**WRITTEN EXERCISE**: Copy each line that holds "image".
::::
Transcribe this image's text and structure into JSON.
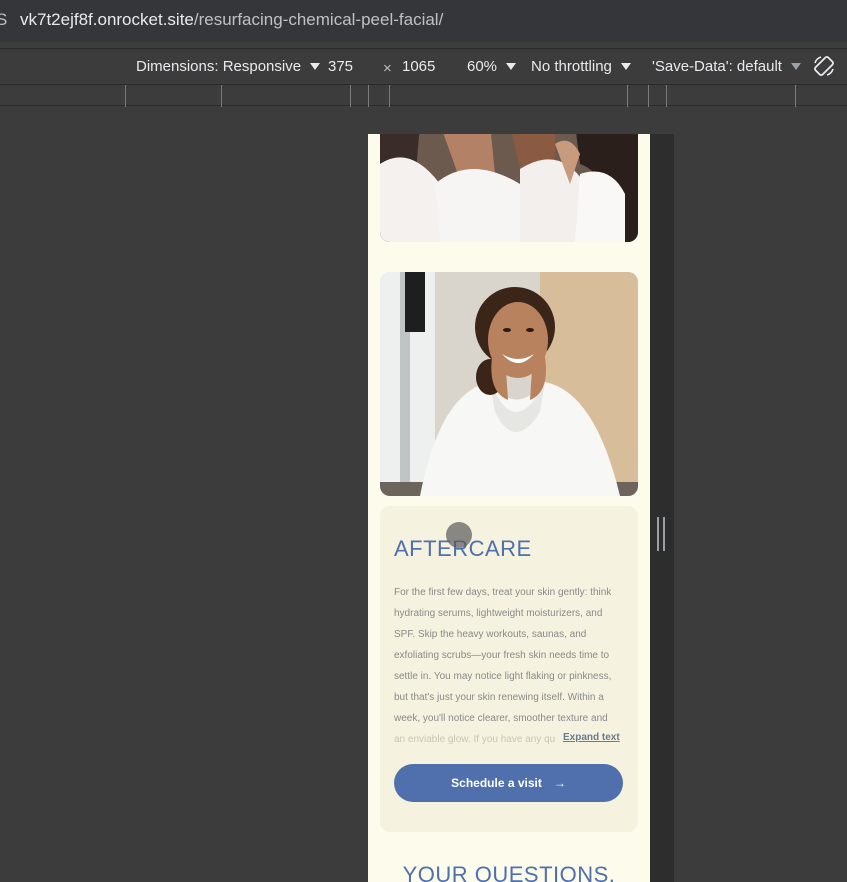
{
  "browser": {
    "url_lead": "S",
    "url_host": "vk7t2ejf8f.onrocket.site",
    "url_path": "/resurfacing-chemical-peel-facial/"
  },
  "devtools": {
    "dimensions_label": "Dimensions: Responsive",
    "width": "375",
    "times": "×",
    "height": "1065",
    "zoom": "60%",
    "throttling": "No throttling",
    "save_data": "'Save-Data': default"
  },
  "page": {
    "aftercare": {
      "title": "AFTERCARE",
      "lines": [
        "For the first few days, treat your skin gently: think",
        "hydrating serums, lightweight moisturizers, and",
        "SPF. Skip the heavy workouts, saunas, and",
        "exfoliating scrubs—your fresh skin needs time to",
        "settle in. You may notice light flaking or pinkness,",
        "but that's just your skin renewing itself. Within a",
        "week, you'll notice clearer, smoother texture and"
      ],
      "fade_line": "an enviable glow. If you have any qu",
      "expand_label": "Expand text",
      "cta_label": "Schedule a visit",
      "cta_arrow": "→"
    },
    "next_heading": "YOUR QUESTIONS,"
  },
  "colors": {
    "accent": "#4f70ad",
    "page_bg": "#fdfbec",
    "card_bg": "#f5f2df"
  },
  "icons": {
    "rotate": "rotate-device-icon",
    "arrow": "arrow-right-icon"
  }
}
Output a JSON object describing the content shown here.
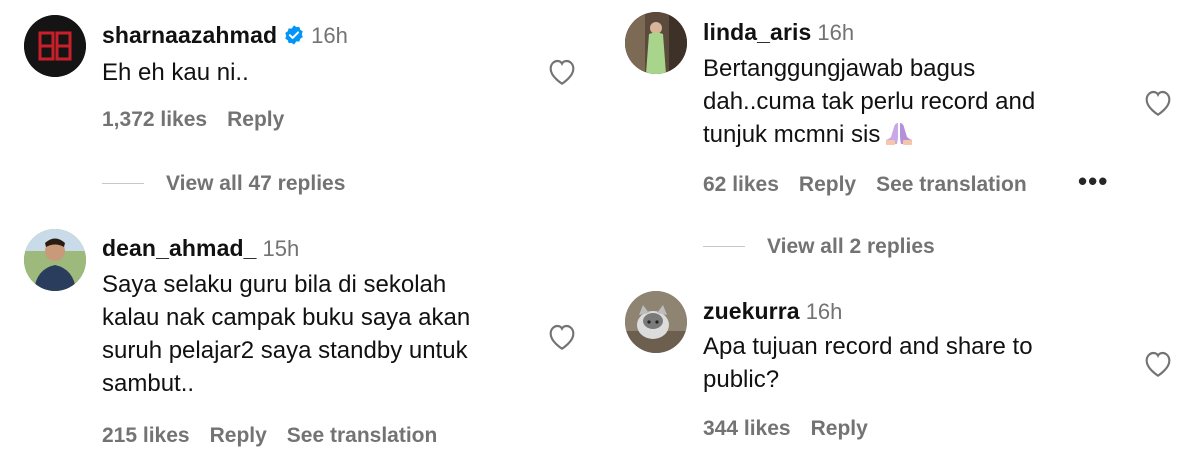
{
  "comments_left": [
    {
      "username": "sharnaazahmad",
      "verified": true,
      "time": "16h",
      "text": "Eh eh kau ni..",
      "likes": "1,372 likes",
      "reply": "Reply",
      "view_replies": "View all 47 replies"
    },
    {
      "username": "dean_ahmad_",
      "verified": false,
      "time": "15h",
      "text_lines": [
        "Saya selaku guru bila di sekolah",
        "kalau nak campak buku saya akan",
        "suruh pelajar2 saya standby untuk",
        "sambut.."
      ],
      "likes": "215 likes",
      "reply": "Reply",
      "translate": "See translation"
    }
  ],
  "comments_right": [
    {
      "username": "linda_aris",
      "verified": false,
      "time": "16h",
      "text_lines": [
        "Bertanggungjawab bagus",
        "dah..cuma tak perlu record and",
        "tunjuk mcmni sis"
      ],
      "emoji": "folded-hands-emoji",
      "likes": "62 likes",
      "reply": "Reply",
      "translate": "See translation",
      "more": "•••",
      "view_replies": "View all 2 replies"
    },
    {
      "username": "zuekurra",
      "verified": false,
      "time": "16h",
      "text_lines": [
        "Apa tujuan record and share to",
        "public?"
      ],
      "likes": "344 likes",
      "reply": "Reply"
    }
  ],
  "colors": {
    "secondary_text": "#737373",
    "verified_blue": "#0095f6"
  }
}
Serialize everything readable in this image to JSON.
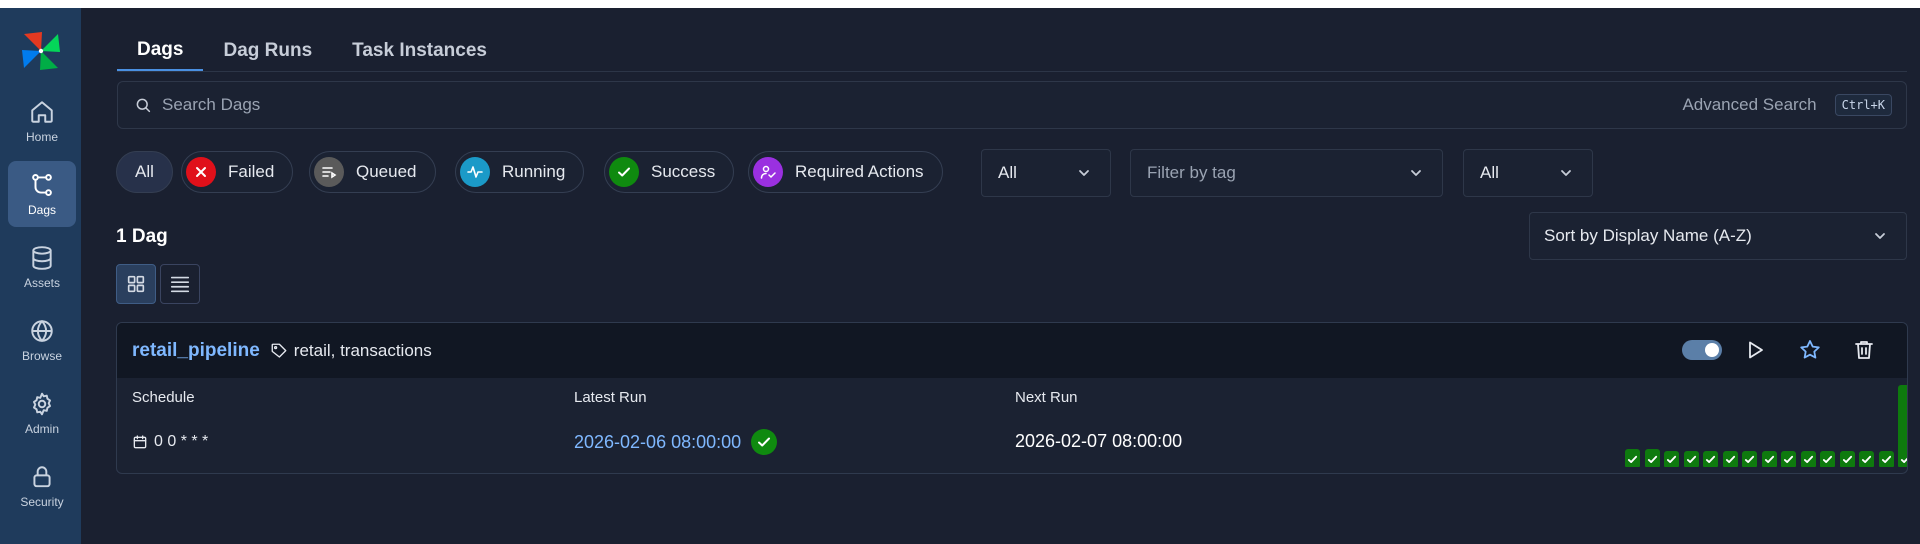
{
  "sidebar": {
    "items": [
      {
        "label": "Home",
        "icon": "home-icon"
      },
      {
        "label": "Dags",
        "icon": "dags-icon"
      },
      {
        "label": "Assets",
        "icon": "database-icon"
      },
      {
        "label": "Browse",
        "icon": "globe-icon"
      },
      {
        "label": "Admin",
        "icon": "gear-icon"
      },
      {
        "label": "Security",
        "icon": "lock-icon"
      }
    ],
    "active": "Dags"
  },
  "tabs": [
    {
      "label": "Dags"
    },
    {
      "label": "Dag Runs"
    },
    {
      "label": "Task Instances"
    }
  ],
  "search": {
    "placeholder": "Search Dags",
    "advanced_label": "Advanced Search",
    "shortcut": "Ctrl+K"
  },
  "filters": {
    "all_label": "All",
    "failed_label": "Failed",
    "queued_label": "Queued",
    "running_label": "Running",
    "success_label": "Success",
    "required_label": "Required Actions"
  },
  "selects": {
    "status_value": "All",
    "tag_placeholder": "Filter by tag",
    "owner_value": "All"
  },
  "count_label": "1 Dag",
  "sort_label": "Sort by Display Name (A-Z)",
  "colors": {
    "sidebar_bg": "#1f3b5c",
    "accent_link": "#7fb8ff",
    "success": "#0f8a0f",
    "failed": "#e0101a",
    "running": "#1b9ac8",
    "required": "#9a30e0",
    "queued": "#5a5a5a"
  },
  "dag": {
    "name": "retail_pipeline",
    "tags": "retail, transactions",
    "paused": false,
    "schedule_label": "Schedule",
    "schedule": "0 0 * * *",
    "latest_label": "Latest Run",
    "latest_run": "2026-02-06 08:00:00",
    "latest_state": "success",
    "next_label": "Next Run",
    "next_run": "2026-02-07 08:00:00",
    "recent_runs": [
      {
        "state": "success",
        "relative_duration": 0.22
      },
      {
        "state": "success",
        "relative_duration": 0.22
      },
      {
        "state": "success",
        "relative_duration": 0.2
      },
      {
        "state": "success",
        "relative_duration": 0.18
      },
      {
        "state": "success",
        "relative_duration": 0.18
      },
      {
        "state": "success",
        "relative_duration": 0.18
      },
      {
        "state": "success",
        "relative_duration": 0.18
      },
      {
        "state": "success",
        "relative_duration": 0.2
      },
      {
        "state": "success",
        "relative_duration": 0.2
      },
      {
        "state": "success",
        "relative_duration": 0.2
      },
      {
        "state": "success",
        "relative_duration": 0.18
      },
      {
        "state": "success",
        "relative_duration": 0.18
      },
      {
        "state": "success",
        "relative_duration": 0.2
      },
      {
        "state": "success",
        "relative_duration": 0.18
      },
      {
        "state": "success",
        "relative_duration": 1.0
      }
    ]
  }
}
::::
**RESULT FOR THIS TASK**:
Transcribe this image's text and structure into JSON.
Serialize everything readable in this image to JSON.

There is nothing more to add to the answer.